INPUT DATA -

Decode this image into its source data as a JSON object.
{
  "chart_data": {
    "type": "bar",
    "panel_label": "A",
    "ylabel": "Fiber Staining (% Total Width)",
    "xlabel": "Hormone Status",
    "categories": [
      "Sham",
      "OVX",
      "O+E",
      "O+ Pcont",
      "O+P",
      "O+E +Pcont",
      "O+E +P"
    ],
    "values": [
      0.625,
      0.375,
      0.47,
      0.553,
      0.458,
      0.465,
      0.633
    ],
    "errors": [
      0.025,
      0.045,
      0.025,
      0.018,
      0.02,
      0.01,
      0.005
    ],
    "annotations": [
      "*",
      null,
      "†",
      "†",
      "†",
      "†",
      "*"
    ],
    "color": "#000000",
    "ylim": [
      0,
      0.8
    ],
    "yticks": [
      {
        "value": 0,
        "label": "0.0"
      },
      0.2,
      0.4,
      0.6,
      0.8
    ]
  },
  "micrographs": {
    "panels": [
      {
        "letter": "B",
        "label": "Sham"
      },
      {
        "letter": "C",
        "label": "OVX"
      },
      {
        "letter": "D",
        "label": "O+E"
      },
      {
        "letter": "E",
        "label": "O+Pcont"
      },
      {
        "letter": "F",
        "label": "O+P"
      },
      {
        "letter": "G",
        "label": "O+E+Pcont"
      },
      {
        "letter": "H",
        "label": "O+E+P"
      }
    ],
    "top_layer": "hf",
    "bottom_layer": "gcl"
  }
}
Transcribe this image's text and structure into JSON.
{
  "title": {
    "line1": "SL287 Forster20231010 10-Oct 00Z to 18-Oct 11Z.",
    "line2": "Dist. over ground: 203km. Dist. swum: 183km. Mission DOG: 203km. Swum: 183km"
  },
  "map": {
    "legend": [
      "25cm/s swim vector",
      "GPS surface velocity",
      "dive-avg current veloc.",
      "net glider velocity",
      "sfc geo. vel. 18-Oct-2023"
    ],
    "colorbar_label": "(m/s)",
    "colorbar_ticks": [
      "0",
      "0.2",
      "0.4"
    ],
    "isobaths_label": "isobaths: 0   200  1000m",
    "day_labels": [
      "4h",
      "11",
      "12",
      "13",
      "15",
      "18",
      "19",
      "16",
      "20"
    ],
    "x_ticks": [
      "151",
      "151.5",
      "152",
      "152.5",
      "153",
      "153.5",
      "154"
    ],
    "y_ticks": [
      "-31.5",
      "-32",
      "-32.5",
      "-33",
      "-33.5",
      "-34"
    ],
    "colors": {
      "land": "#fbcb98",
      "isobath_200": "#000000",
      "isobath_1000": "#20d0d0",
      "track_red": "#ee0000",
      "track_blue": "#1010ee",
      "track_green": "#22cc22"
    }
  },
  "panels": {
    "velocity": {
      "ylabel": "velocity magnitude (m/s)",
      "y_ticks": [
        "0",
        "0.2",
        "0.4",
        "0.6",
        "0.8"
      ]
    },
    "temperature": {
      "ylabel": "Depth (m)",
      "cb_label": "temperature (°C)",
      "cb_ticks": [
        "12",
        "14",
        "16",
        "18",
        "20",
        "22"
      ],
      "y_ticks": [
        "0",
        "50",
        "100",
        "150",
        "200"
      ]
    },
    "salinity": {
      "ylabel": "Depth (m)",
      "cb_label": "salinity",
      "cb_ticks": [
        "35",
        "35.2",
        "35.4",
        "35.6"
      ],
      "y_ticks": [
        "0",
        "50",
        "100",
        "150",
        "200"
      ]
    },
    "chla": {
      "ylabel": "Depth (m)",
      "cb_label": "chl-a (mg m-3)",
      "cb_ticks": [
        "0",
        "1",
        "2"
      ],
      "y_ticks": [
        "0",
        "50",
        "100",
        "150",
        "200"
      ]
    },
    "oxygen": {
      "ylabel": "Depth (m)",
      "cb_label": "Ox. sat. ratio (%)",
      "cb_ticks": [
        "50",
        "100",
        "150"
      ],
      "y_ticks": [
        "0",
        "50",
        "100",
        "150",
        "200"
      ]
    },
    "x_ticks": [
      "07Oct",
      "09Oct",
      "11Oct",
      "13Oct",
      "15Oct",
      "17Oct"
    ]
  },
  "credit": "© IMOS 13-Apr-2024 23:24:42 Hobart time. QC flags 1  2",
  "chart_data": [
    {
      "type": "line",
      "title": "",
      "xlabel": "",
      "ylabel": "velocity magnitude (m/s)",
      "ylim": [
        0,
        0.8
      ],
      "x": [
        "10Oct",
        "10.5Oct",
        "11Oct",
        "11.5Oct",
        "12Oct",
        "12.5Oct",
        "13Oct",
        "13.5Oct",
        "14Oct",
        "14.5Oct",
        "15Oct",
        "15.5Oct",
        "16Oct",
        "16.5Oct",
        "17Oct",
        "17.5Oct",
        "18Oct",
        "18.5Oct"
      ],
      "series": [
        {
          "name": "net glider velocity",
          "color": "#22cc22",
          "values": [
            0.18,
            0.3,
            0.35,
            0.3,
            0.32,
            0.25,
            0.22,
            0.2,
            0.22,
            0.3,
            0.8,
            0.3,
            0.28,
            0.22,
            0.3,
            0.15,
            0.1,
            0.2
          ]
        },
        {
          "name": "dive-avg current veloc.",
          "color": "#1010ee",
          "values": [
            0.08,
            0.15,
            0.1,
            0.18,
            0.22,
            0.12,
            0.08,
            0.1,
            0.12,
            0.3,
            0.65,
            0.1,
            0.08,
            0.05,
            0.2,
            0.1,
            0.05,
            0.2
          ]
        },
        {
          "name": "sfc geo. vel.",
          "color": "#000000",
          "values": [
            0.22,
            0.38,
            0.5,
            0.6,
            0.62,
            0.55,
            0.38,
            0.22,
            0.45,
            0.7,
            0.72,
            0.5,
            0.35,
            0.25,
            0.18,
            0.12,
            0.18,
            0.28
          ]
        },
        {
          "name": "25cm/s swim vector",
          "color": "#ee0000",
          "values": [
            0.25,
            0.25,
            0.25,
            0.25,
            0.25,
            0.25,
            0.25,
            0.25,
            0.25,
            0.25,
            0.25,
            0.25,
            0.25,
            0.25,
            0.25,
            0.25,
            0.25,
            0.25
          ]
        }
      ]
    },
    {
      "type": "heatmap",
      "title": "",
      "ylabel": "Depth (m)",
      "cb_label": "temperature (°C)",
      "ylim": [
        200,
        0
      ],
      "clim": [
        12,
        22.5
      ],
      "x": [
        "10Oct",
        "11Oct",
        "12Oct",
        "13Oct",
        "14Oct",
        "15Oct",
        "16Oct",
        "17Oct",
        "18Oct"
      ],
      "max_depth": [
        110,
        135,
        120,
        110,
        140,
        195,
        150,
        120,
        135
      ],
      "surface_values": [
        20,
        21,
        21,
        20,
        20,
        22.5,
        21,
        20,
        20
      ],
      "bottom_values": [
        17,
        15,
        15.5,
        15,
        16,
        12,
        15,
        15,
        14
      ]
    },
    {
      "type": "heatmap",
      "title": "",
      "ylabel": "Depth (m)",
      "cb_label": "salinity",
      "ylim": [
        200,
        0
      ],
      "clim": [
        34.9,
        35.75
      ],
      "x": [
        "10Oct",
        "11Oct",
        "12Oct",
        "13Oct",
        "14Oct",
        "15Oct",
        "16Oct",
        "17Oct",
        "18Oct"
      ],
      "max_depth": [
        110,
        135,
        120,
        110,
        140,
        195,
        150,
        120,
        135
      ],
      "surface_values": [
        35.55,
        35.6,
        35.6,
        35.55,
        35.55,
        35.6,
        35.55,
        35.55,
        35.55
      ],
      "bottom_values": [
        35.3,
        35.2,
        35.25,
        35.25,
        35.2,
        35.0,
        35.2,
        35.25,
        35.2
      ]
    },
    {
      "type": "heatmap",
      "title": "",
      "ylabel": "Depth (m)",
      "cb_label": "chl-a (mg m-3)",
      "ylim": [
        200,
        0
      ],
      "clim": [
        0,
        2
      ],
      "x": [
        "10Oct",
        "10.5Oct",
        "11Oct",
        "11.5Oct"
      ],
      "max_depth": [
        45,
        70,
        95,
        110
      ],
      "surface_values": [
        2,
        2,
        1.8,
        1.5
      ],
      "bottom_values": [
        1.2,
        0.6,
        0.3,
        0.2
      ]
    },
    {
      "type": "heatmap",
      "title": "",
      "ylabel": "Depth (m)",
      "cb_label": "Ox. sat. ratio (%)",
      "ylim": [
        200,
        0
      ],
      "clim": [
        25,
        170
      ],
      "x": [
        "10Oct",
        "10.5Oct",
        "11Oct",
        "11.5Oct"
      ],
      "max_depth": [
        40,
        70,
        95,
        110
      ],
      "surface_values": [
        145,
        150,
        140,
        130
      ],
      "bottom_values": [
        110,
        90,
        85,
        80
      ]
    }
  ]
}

TASK STATEMENT -
Check every line of the entries above for the word "JSON" and report how many lines contain it, giving the number only.

SOLVED EXERCISE -
2